* _DATA ENTRIES_:
***
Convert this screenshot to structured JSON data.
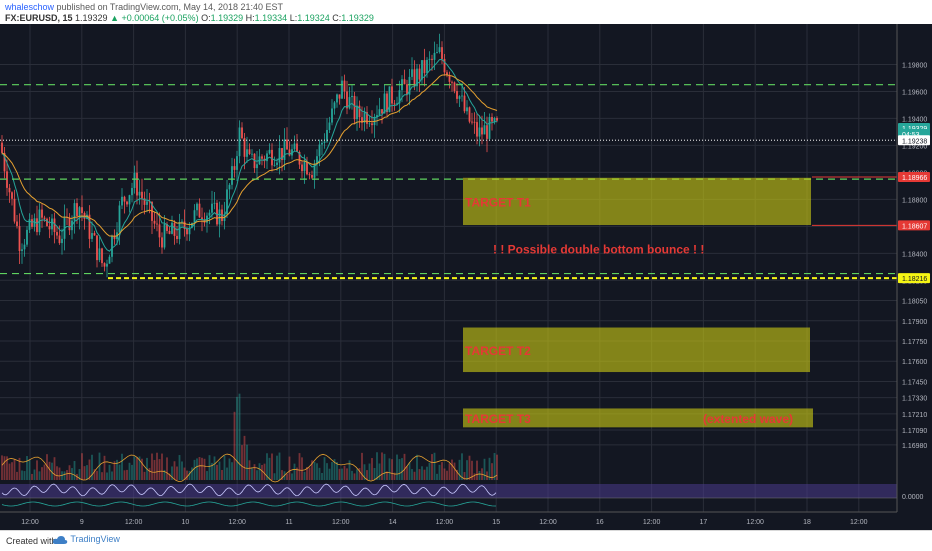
{
  "header": {
    "author": "whaleschow",
    "published_text": "published on TradingView.com, May 14, 2018 21:40 EST",
    "symbol": "FX:EURUSD, 15",
    "last_price": "1.19329",
    "change": "▲ +0.00064 (+0.05%)",
    "open_label": "O:",
    "open": "1.19329",
    "high_label": "H:",
    "high": "1.19334",
    "low_label": "L:",
    "low": "1.19324",
    "close_label": "C:",
    "close": "1.19329"
  },
  "footer": {
    "created_with": "Created with",
    "brand": "TradingView",
    "logo_icon": "tradingview-cloud-icon"
  },
  "colors": {
    "background": "#131722",
    "grid": "#2a2e39",
    "bull": "#26a69a",
    "bear": "#ef5350",
    "ema_fast": "#26a69a",
    "ema_slow": "#e6a130",
    "support_line": "#f5f514",
    "level_line": "#5fd35f",
    "target_zone": "#c8c814",
    "target_text": "#e53935"
  },
  "chart_data": {
    "type": "candlestick",
    "symbol": "FX:EURUSD",
    "timeframe": "15",
    "y_range": [
      1.1669,
      1.201
    ],
    "y_ticks": [
      "1.19800",
      "1.19600",
      "1.19400",
      "1.19200",
      "1.19000",
      "1.18800",
      "1.18600",
      "1.18400",
      "1.18200",
      "1.18050",
      "1.17900",
      "1.17750",
      "1.17600",
      "1.17450",
      "1.17330",
      "1.17210",
      "1.17090",
      "1.16980"
    ],
    "x_ticks": [
      "12:00",
      "9",
      "12:00",
      "10",
      "12:00",
      "11",
      "12:00",
      "14",
      "12:00",
      "15",
      "12:00",
      "16",
      "12:00",
      "17",
      "12:00",
      "18",
      "12:00"
    ],
    "price_path": {
      "start": 1.1922,
      "waypoints": [
        [
          0,
          1.1922
        ],
        [
          20,
          1.1848
        ],
        [
          40,
          1.1866
        ],
        [
          60,
          1.1852
        ],
        [
          78,
          1.1878
        ],
        [
          90,
          1.1856
        ],
        [
          104,
          1.1829
        ],
        [
          122,
          1.1878
        ],
        [
          135,
          1.1893
        ],
        [
          160,
          1.1852
        ],
        [
          180,
          1.1856
        ],
        [
          200,
          1.1872
        ],
        [
          222,
          1.1868
        ],
        [
          234,
          1.1902
        ],
        [
          239,
          1.193
        ],
        [
          250,
          1.1906
        ],
        [
          270,
          1.1914
        ],
        [
          290,
          1.1916
        ],
        [
          312,
          1.1903
        ],
        [
          330,
          1.1938
        ],
        [
          342,
          1.1964
        ],
        [
          356,
          1.1942
        ],
        [
          372,
          1.1944
        ],
        [
          388,
          1.1954
        ],
        [
          404,
          1.1962
        ],
        [
          412,
          1.1968
        ],
        [
          426,
          1.1978
        ],
        [
          440,
          1.1988
        ],
        [
          446,
          1.1978
        ],
        [
          456,
          1.1964
        ],
        [
          466,
          1.1942
        ],
        [
          478,
          1.1928
        ],
        [
          486,
          1.1932
        ],
        [
          497,
          1.1933
        ]
      ]
    },
    "price_labels": [
      {
        "text": "1.19329",
        "price": 1.19329,
        "bg": "#26a69a"
      },
      {
        "text": "04:53",
        "price": 1.19285,
        "bg": "#26a69a"
      },
      {
        "text": "1.19238",
        "price": 1.19238,
        "bg": "#ffffff",
        "fg": "#131722"
      },
      {
        "text": "1.18966",
        "price": 1.18966,
        "bg": "#e53935"
      },
      {
        "text": "1.18607",
        "price": 1.18607,
        "bg": "#e53935"
      },
      {
        "text": "1.18216",
        "price": 1.18216,
        "bg": "#f5f514",
        "fg": "#131722"
      }
    ],
    "horizontal_levels": [
      {
        "price": 1.1965,
        "style": "dashed",
        "color": "#5fd35f"
      },
      {
        "price": 1.1895,
        "style": "dashed",
        "color": "#5fd35f"
      },
      {
        "price": 1.1825,
        "style": "dashed",
        "color": "#5fd35f"
      },
      {
        "price": 1.18216,
        "style": "dashed",
        "color": "#f5f514"
      },
      {
        "price": 1.19238,
        "style": "dotted",
        "color": "#d0d0d0"
      }
    ],
    "zones": [
      {
        "label": "TARGET T1",
        "top": 1.1896,
        "bottom": 1.1861,
        "note": ""
      },
      {
        "label": "TARGET T2",
        "top": 1.1785,
        "bottom": 1.1752,
        "note": ""
      },
      {
        "label": "TARGET T3",
        "top": 1.1725,
        "bottom": 1.1711,
        "note": "(extented wave)"
      }
    ],
    "annotation": "! !  Possible double bottom bounce  ! !",
    "rsi_axis_label": "0.0000"
  }
}
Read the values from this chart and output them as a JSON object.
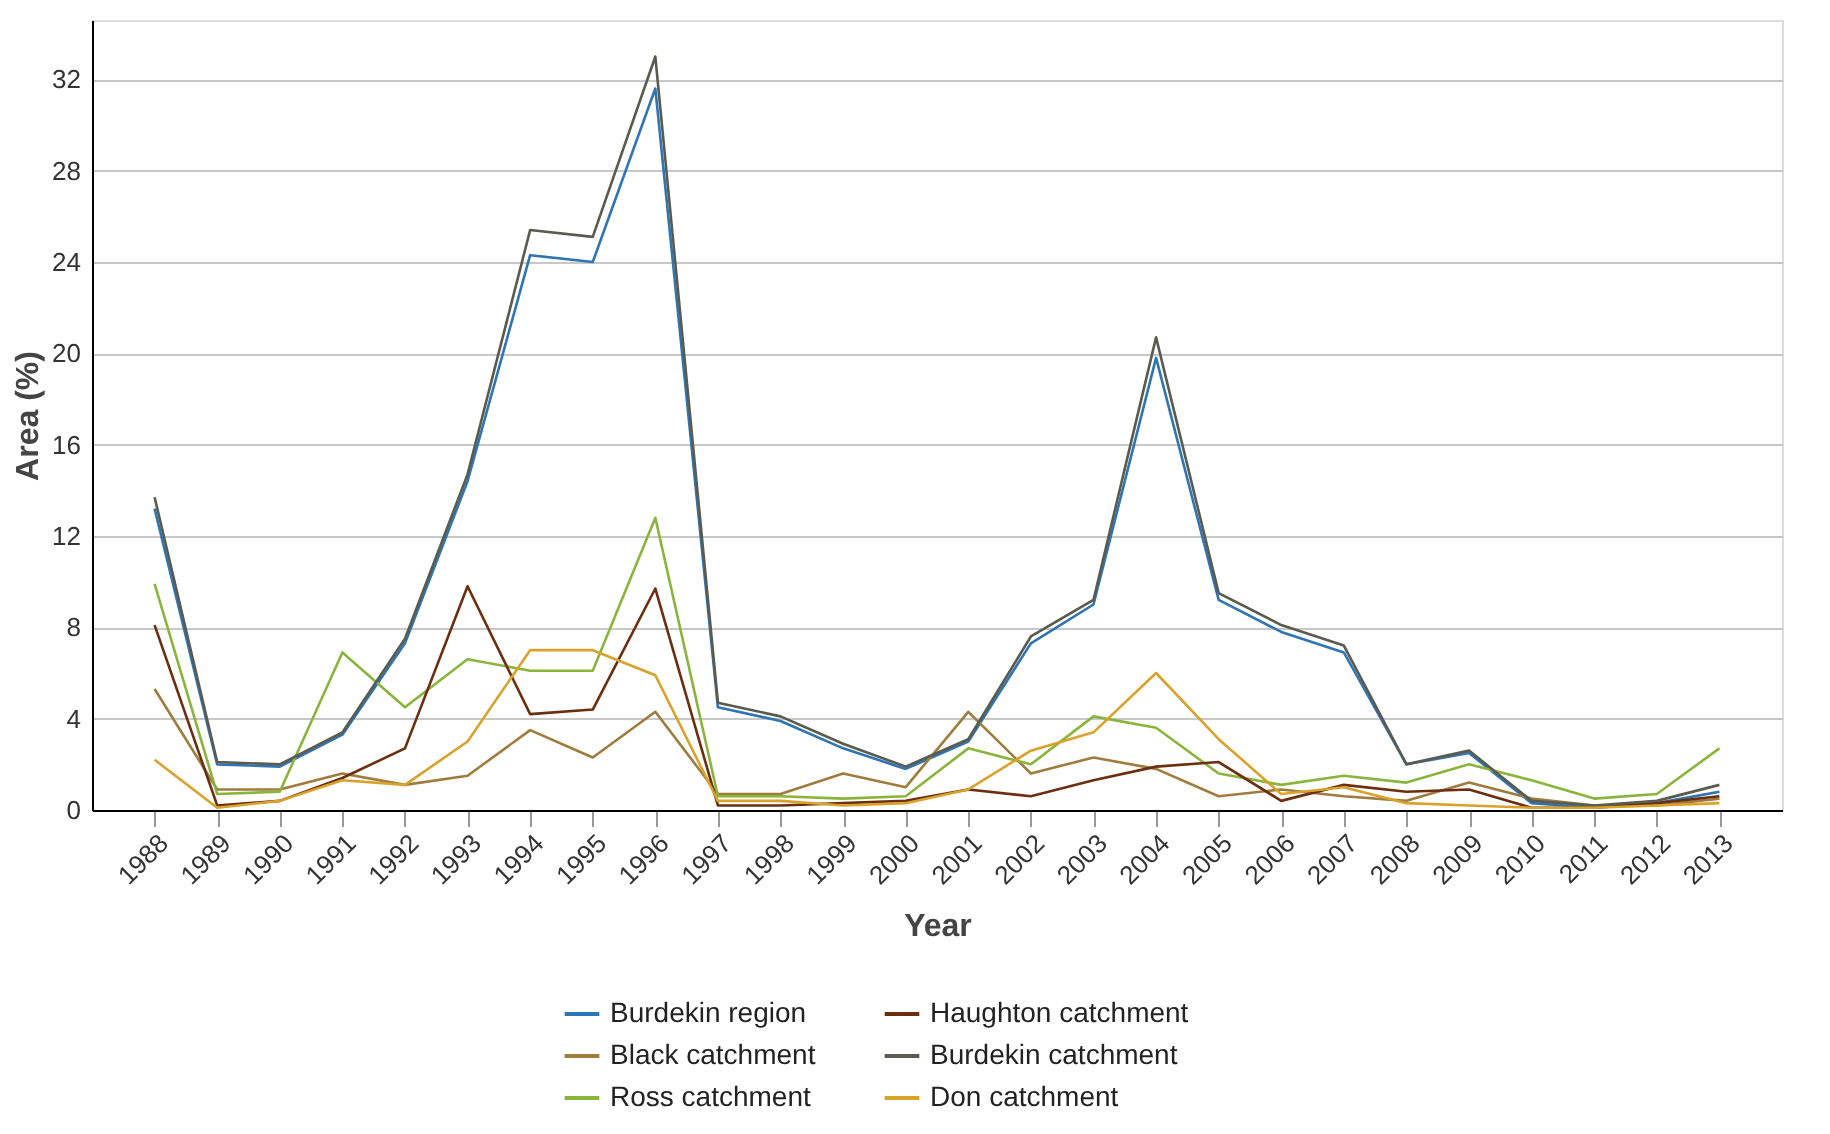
{
  "chart_data": {
    "type": "line",
    "xlabel": "Year",
    "ylabel": "Area (%)",
    "categories": [
      "1988",
      "1989",
      "1990",
      "1991",
      "1992",
      "1993",
      "1994",
      "1995",
      "1996",
      "1997",
      "1998",
      "1999",
      "2000",
      "2001",
      "2002",
      "2003",
      "2004",
      "2005",
      "2006",
      "2007",
      "2008",
      "2009",
      "2010",
      "2011",
      "2012",
      "2013"
    ],
    "ylim": [
      0,
      34.6
    ],
    "yticks": [
      0,
      4,
      8,
      12,
      16,
      20,
      24,
      28,
      32
    ],
    "grid": "y",
    "legend": "bottom",
    "marker": "none",
    "line_style": "solid",
    "series": [
      {
        "name": "Burdekin region",
        "color": "#2e75b6",
        "values": [
          13.2,
          2.0,
          1.9,
          3.3,
          7.3,
          14.4,
          24.3,
          24.0,
          31.6,
          4.5,
          3.9,
          2.7,
          1.8,
          3.0,
          7.3,
          9.0,
          19.8,
          9.2,
          7.8,
          6.9,
          2.0,
          2.5,
          0.3,
          0.1,
          0.3,
          0.8
        ]
      },
      {
        "name": "Black catchment",
        "color": "#a07c3c",
        "values": [
          5.3,
          0.9,
          0.9,
          1.6,
          1.1,
          1.5,
          3.5,
          2.3,
          4.3,
          0.7,
          0.7,
          1.6,
          1.0,
          4.3,
          1.6,
          2.3,
          1.8,
          0.6,
          0.9,
          0.6,
          0.4,
          1.2,
          0.5,
          0.2,
          0.2,
          0.5
        ]
      },
      {
        "name": "Ross catchment",
        "color": "#8ab53c",
        "values": [
          9.9,
          0.7,
          0.8,
          6.9,
          4.5,
          6.6,
          6.1,
          6.1,
          12.8,
          0.6,
          0.6,
          0.5,
          0.6,
          2.7,
          2.0,
          4.1,
          3.6,
          1.6,
          1.1,
          1.5,
          1.2,
          2.0,
          1.3,
          0.5,
          0.7,
          2.7
        ]
      },
      {
        "name": "Haughton catchment",
        "color": "#6b2e0f",
        "values": [
          8.1,
          0.2,
          0.4,
          1.4,
          2.7,
          9.8,
          4.2,
          4.4,
          9.7,
          0.2,
          0.2,
          0.3,
          0.4,
          0.9,
          0.6,
          1.3,
          1.9,
          2.1,
          0.4,
          1.1,
          0.8,
          0.9,
          0.1,
          0.1,
          0.3,
          0.6
        ]
      },
      {
        "name": "Burdekin catchment",
        "color": "#5a5a4e",
        "values": [
          13.7,
          2.1,
          2.0,
          3.4,
          7.5,
          14.7,
          25.4,
          25.1,
          33.0,
          4.7,
          4.1,
          2.9,
          1.9,
          3.1,
          7.6,
          9.2,
          20.7,
          9.5,
          8.1,
          7.2,
          2.0,
          2.6,
          0.4,
          0.2,
          0.4,
          1.1
        ]
      },
      {
        "name": "Don catchment",
        "color": "#d9a22a",
        "values": [
          2.2,
          0.1,
          0.4,
          1.3,
          1.1,
          3.0,
          7.0,
          7.0,
          5.9,
          0.4,
          0.4,
          0.2,
          0.3,
          0.9,
          2.6,
          3.4,
          6.0,
          3.1,
          0.7,
          1.0,
          0.3,
          0.2,
          0.1,
          0.1,
          0.2,
          0.3
        ]
      }
    ]
  }
}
***
Extract each line holding the word "name" from the records.

        "name": "Burdekin region",
        "name": "Black catchment",
        "name": "Ross catchment",
        "name": "Haughton catchment",
        "name": "Burdekin catchment",
        "name": "Don catchment",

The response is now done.